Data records
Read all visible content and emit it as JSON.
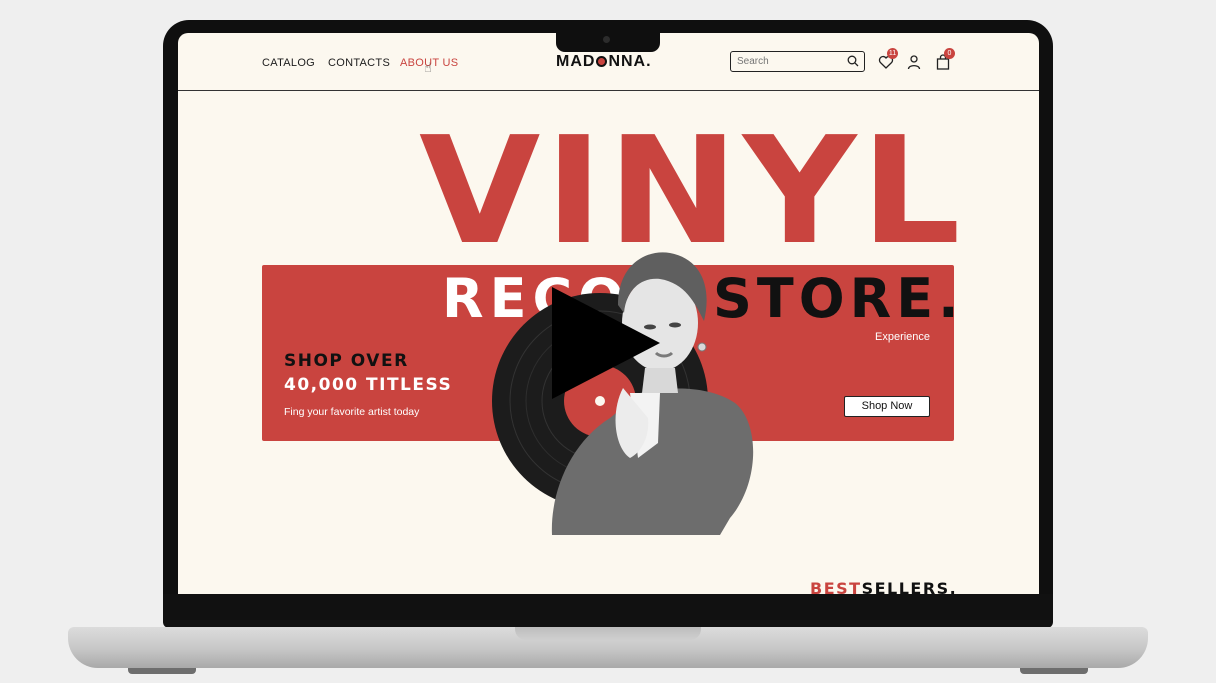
{
  "nav": {
    "links": [
      {
        "label": "CATALOG",
        "active": false
      },
      {
        "label": "CONTACTS",
        "active": false
      },
      {
        "label": "ABOUT US",
        "active": true
      }
    ]
  },
  "logo": {
    "part1": "MAD",
    "part2": "NNA."
  },
  "search": {
    "placeholder": "Search"
  },
  "header_icons": {
    "wishlist_count": "11",
    "cart_count": "0"
  },
  "hero": {
    "title": "VINYL",
    "record_word": "RECO",
    "store_word": "STORE.",
    "experience": "Experience",
    "shop_over": "SHOP OVER",
    "titles": "40,000 TITLESS",
    "tagline": "Fing your favorite artist today",
    "cta": "Shop Now"
  },
  "section": {
    "best": "BEST",
    "sellers": "SELLERS."
  },
  "colors": {
    "accent": "#c9443f",
    "page_bg": "#fcf8ef",
    "ink": "#111111"
  },
  "icons": [
    "search-icon",
    "heart-icon",
    "user-icon",
    "bag-icon",
    "play-icon",
    "pointer-cursor-icon"
  ]
}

Task objective
Which lines hold the string "label"? List them all.

Correct answer
        "label": "CATALOG",
        "label": "CONTACTS",
        "label": "ABOUT US",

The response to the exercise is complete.